- **Set problem A**:
According to the extract on Southern Hemisphere planetary wave activity, what serves as the proxy for zonal wave activity?
- **Set problem B**:
Pick up the extract on Southern Hemisphere planetary wave activity after its final sentence and keep writing.

- **Extract provided**:
++++++
Southern Hemisphere mid-to-upper tropospheric planetary wave activity is characterized by the superposition of two zonally-oriented, quasi-stationary waveforms: zonal wavenumber one (ZW1) and zonal wavenumber three (ZW3). Previous studies have tended to consider these waveforms in isolation and with the exception of those studies relating to sea ice, little is known about their impact on regional climate variability. We take a novel approach to quantifying the combined influence of ZW1 and ZW3, using the strength of the hemispheric meridional flow as a proxy for zonal wave activity. Our methodology adapts the wave envelope construct routinely used in the identification of synoptic-scale Rossby wave packets and improves on existing approaches by allowing for variations in both wave phase and amplitude. While ZW1 and ZW3 are both prominent features of the climatological circulation, the defining feature of highly meridional hemispheric states is an enhancement of the ZW3 component. Composites of the mean surface conditions during these highly meridional, ZW3-like anomalous states (i.e. months of strong planetary wave activity) reveal large sea ice anomalies over the Amundsen and Bellingshausen Seas during autumn and along much of the East Antarctic coastline throughout the year. Large precipitation anomalies in regions of significant topography (e.g. New Zealand, Patagonia, coastal Antarctica) and anomalously warm temperatures over much of the Antarctic continent were also associated with strong planetary wave activity. The latter has potentially important implications for the interpretation of recent warming over West Antarctica and the Antarctic Peninsula.
The relationship between mid-to-upper tropospheric planetary wave activity and regional climate variability in the Northern Hemisphere (NH) has received a great deal of attention in recent times, as researchers try to better understand the links between the Arctic Amplification and mid-latitude weather (e.g. Cohen et al., 2014; Screen et al., 2014). While the meridional temperature gradient has not undergone such dramatic changes in the Southern Hemisphere (SH), this flurry of research activity has highlighted the deficits in our understanding of SH planetary wave activity and its link to surface conditions.
++++++
- **Given data**:

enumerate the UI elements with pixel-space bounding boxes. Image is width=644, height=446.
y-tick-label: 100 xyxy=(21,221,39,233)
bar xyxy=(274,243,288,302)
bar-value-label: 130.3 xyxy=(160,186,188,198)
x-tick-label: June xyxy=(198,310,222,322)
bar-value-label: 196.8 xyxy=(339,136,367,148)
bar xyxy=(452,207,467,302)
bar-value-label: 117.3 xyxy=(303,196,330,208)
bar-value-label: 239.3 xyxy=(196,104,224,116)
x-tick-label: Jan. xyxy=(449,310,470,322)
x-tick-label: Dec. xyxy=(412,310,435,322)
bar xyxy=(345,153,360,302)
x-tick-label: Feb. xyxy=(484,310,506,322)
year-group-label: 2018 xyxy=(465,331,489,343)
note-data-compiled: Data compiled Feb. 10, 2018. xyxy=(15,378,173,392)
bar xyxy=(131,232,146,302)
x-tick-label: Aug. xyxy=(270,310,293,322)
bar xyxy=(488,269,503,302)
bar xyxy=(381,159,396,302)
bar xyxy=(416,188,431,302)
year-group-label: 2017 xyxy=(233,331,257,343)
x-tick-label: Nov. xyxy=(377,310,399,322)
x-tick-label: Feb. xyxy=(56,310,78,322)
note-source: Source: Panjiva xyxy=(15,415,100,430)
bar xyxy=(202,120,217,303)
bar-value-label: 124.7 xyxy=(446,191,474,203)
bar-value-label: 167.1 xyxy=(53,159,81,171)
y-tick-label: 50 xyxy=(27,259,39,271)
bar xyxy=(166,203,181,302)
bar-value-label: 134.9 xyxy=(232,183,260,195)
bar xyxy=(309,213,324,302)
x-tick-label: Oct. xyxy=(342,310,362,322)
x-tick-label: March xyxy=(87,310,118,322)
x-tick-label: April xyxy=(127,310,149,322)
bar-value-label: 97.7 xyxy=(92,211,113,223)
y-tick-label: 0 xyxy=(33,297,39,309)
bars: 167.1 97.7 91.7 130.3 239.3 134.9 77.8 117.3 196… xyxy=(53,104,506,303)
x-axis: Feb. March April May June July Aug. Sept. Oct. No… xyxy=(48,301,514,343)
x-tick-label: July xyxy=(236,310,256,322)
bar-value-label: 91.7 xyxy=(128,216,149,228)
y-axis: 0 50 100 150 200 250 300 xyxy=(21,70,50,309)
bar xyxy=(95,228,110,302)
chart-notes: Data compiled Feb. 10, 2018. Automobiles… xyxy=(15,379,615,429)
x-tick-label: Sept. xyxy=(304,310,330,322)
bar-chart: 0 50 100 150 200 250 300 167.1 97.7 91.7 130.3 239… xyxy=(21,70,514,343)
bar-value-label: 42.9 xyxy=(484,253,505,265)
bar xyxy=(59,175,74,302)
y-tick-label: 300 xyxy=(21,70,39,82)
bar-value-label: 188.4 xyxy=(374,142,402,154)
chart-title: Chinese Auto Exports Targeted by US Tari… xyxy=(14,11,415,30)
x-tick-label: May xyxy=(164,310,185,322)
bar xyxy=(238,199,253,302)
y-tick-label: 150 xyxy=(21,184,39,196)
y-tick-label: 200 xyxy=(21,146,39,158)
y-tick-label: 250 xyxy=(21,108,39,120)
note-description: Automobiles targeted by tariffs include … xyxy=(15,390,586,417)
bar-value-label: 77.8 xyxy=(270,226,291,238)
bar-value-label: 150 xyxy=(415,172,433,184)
++++++
- **Task result A**:
The strength of the hemispheric meridional flow.

- **Task result B**:
In both hemispheres, large-scale topography and continent-ocean heating contrasts provide strong forcing for longitudinally asymmetric planetary scale time-mean motions. Such motions, usually referred to as stationary or planetary waves, are especially strong during winter and tend to have an equivalent barotropic structure, meaning the wave amplitude increases with height but phase lines tend to be vertical (Holton et al., 2013). In the context of weather and climate variability at the surface, these waves are important because they produce local regions of enhanced and diminished time-mean westerly winds, which strongly influence the development and propagation of transient weather disturbances. Persistent (or blocked) weather patterns, for instance, are typically associated with high-amplitude waves in the upper troposphere (e.g. Trenberth et al., 1985; Renwick, 2005). The meridional transport of heat and moisture associated with these waves also influences surface conditions.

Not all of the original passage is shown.